The input:
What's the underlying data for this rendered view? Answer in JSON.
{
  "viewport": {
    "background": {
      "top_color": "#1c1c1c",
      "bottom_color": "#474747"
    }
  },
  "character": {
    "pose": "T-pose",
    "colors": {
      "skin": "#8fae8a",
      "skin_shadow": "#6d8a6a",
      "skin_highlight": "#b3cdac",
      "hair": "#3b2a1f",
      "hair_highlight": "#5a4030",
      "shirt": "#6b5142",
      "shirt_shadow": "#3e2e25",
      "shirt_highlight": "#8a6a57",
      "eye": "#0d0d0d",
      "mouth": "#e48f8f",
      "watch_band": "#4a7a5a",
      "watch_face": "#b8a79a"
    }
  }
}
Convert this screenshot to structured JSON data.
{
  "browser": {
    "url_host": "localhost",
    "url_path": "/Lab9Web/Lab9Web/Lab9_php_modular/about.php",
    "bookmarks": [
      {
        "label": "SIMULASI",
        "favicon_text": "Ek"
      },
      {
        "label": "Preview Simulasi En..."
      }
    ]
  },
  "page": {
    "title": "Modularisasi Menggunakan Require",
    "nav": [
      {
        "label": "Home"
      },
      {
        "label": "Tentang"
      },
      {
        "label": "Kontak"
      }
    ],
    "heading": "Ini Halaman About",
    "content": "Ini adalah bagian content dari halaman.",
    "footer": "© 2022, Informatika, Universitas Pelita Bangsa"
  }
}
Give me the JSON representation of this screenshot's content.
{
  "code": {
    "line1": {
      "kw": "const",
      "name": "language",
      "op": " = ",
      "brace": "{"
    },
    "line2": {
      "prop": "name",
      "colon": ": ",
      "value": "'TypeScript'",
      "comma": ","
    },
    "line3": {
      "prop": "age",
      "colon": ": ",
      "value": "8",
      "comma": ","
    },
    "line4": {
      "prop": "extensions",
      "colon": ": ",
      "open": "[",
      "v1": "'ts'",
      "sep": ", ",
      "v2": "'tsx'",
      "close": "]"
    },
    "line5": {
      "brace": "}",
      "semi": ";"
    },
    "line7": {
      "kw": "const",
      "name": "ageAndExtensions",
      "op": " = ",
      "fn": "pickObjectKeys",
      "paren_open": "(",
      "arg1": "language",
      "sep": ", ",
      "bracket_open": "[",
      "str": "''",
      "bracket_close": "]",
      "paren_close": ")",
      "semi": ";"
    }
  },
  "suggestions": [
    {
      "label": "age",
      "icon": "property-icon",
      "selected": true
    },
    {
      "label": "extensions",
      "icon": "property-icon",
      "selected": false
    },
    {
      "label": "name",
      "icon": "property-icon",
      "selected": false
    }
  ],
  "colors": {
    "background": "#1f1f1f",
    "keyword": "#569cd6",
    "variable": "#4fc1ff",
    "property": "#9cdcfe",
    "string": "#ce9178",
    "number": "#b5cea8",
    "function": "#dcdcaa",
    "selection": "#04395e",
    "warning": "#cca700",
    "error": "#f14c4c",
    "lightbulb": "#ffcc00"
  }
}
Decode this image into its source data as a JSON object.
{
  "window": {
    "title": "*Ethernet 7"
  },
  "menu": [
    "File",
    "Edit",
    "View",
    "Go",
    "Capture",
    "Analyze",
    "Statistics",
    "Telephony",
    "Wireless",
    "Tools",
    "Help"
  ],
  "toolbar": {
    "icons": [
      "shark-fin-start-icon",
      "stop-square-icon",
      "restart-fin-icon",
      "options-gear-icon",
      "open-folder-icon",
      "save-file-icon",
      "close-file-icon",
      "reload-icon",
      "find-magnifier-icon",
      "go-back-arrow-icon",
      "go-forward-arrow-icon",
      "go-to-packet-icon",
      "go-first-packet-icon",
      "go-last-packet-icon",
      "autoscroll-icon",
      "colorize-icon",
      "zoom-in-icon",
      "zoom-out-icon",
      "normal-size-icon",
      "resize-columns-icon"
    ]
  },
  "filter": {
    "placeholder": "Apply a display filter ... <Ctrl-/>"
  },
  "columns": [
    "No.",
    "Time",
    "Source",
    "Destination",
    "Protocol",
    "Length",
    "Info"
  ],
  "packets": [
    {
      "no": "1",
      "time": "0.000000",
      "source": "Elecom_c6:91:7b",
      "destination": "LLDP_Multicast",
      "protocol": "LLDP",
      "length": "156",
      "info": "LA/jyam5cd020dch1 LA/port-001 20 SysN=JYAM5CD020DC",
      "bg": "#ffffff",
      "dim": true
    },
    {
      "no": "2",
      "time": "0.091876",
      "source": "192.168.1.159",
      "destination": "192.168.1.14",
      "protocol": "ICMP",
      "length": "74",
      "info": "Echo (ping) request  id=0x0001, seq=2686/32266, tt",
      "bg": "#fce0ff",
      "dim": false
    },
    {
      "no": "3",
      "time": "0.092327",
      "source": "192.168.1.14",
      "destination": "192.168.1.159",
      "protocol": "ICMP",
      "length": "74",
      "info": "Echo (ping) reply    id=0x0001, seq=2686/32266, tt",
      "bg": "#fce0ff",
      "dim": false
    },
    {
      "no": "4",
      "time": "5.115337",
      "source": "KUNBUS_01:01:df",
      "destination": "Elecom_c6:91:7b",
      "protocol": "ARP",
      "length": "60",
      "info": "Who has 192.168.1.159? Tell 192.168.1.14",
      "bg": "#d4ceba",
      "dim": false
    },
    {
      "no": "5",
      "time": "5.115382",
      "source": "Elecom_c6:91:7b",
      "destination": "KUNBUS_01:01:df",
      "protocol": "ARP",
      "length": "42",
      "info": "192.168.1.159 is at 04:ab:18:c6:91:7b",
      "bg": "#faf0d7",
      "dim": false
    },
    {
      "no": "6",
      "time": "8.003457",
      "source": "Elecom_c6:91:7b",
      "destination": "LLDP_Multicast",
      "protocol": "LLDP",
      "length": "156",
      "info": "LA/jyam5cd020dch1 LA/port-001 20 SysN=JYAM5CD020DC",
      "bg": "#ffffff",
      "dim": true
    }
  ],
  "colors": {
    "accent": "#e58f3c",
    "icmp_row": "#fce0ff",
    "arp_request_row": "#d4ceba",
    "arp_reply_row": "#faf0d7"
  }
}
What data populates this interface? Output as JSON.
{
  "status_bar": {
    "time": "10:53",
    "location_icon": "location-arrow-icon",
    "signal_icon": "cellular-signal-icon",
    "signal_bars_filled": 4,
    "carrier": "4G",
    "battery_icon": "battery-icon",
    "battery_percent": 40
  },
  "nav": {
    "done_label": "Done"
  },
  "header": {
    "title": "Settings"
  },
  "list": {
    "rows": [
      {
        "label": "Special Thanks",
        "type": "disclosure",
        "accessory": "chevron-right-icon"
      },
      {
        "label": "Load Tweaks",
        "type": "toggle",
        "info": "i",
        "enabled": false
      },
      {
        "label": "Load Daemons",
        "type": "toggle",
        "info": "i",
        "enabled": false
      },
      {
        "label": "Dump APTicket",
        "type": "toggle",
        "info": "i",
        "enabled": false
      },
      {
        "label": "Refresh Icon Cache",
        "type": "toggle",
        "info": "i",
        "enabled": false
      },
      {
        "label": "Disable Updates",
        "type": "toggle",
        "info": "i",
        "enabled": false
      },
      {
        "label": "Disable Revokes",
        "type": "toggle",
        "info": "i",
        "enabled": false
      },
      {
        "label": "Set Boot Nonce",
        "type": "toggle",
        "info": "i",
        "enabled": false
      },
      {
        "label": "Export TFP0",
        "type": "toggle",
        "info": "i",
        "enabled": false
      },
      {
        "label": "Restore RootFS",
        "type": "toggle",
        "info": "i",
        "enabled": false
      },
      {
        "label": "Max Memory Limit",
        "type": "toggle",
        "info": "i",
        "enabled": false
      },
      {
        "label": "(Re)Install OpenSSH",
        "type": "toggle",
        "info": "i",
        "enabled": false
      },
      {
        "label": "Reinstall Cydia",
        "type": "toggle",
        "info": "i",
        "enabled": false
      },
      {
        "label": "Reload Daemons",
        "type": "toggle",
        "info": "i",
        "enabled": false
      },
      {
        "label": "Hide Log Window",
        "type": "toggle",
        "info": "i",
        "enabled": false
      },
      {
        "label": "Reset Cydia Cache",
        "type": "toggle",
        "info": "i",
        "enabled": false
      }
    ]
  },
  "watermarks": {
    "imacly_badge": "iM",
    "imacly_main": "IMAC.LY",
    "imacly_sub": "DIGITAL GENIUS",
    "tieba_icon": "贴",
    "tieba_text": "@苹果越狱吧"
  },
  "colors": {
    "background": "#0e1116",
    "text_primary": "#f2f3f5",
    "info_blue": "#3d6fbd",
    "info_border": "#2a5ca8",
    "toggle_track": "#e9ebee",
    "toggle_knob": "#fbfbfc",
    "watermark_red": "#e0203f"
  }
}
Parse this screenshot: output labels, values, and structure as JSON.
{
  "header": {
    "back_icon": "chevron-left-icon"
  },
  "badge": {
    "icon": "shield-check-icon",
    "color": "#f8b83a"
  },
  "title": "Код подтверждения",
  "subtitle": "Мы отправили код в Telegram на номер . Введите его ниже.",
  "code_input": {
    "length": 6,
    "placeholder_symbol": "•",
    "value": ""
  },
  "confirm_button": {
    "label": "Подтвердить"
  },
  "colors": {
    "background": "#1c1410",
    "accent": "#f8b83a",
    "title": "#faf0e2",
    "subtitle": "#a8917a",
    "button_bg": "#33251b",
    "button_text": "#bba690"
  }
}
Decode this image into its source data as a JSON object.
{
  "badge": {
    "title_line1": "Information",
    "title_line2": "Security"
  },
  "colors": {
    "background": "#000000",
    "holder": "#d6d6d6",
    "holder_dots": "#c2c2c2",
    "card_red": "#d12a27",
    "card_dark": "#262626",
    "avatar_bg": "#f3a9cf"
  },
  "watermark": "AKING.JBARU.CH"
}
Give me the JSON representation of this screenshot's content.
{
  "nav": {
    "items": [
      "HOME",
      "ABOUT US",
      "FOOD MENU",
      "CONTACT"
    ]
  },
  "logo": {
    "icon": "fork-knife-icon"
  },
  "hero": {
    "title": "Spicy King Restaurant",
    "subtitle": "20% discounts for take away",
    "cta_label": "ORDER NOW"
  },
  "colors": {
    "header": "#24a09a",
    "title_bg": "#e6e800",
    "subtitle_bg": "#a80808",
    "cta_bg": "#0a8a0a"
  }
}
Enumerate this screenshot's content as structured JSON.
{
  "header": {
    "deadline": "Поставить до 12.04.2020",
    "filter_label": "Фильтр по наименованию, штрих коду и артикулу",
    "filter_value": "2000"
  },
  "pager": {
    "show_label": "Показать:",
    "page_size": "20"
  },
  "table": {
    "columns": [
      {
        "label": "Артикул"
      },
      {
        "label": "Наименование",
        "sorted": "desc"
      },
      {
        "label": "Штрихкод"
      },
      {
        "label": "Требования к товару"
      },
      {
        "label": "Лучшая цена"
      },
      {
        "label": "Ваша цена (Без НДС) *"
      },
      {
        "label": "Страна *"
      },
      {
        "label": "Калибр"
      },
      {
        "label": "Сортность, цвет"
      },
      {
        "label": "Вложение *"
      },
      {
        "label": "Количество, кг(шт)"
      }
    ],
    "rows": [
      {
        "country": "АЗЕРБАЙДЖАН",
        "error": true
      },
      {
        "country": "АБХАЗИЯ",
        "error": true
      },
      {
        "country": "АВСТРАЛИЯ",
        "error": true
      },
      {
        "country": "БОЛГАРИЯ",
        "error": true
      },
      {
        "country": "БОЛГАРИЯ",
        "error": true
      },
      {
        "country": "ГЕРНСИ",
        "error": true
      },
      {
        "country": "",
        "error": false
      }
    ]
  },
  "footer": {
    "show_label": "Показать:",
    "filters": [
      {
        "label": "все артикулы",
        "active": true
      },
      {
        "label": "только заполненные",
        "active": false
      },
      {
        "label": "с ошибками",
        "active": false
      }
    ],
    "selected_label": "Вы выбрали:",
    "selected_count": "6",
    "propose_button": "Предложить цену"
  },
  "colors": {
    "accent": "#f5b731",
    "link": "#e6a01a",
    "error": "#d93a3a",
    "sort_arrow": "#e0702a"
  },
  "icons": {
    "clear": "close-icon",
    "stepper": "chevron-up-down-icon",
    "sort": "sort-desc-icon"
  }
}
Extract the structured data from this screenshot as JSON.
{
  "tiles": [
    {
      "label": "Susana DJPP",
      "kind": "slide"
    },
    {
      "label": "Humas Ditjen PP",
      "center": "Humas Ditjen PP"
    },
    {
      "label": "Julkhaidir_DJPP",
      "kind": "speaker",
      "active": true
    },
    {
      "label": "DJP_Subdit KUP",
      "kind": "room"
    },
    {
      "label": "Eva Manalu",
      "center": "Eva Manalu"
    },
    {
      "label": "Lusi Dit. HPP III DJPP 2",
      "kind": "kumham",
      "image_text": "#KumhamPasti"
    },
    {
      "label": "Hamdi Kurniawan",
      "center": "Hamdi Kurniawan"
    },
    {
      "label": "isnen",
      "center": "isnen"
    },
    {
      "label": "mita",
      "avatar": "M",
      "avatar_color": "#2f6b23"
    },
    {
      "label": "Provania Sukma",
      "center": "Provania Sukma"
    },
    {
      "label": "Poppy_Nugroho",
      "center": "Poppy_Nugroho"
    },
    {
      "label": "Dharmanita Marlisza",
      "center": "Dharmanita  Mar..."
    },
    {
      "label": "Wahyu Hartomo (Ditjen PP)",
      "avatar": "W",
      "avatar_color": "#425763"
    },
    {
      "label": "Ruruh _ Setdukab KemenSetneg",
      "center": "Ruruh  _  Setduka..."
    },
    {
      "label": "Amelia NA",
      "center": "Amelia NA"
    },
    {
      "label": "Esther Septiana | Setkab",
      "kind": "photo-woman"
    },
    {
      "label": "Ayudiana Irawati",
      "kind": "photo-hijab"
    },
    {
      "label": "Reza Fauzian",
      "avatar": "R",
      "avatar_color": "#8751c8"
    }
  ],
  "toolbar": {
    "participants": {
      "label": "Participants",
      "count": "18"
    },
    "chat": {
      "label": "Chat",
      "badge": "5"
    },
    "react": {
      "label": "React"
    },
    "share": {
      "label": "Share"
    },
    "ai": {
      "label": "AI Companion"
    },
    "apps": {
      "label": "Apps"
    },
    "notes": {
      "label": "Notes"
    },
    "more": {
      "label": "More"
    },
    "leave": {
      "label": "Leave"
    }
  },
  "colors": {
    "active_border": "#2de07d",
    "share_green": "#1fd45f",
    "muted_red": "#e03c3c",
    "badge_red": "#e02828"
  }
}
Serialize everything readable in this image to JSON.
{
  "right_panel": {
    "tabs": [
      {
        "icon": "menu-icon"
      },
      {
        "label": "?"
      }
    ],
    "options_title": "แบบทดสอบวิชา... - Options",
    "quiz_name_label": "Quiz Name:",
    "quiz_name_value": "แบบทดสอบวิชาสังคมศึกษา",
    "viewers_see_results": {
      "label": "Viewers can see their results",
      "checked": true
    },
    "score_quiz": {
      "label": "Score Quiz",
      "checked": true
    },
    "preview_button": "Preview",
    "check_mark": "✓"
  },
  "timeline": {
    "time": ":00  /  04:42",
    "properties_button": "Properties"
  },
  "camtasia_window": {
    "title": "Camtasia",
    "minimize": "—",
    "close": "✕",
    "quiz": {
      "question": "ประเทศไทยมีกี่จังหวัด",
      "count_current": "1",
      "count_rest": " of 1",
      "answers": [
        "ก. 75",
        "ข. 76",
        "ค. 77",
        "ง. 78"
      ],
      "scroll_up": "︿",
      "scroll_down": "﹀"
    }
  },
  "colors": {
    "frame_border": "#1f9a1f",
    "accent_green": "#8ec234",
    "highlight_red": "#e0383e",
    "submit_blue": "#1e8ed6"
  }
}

Aim:
Choose all lines containing the string "Preview" and copy them out.

Solution to this problem:
        "label": "Preview Simulasi En..."
    "preview_button": "Preview",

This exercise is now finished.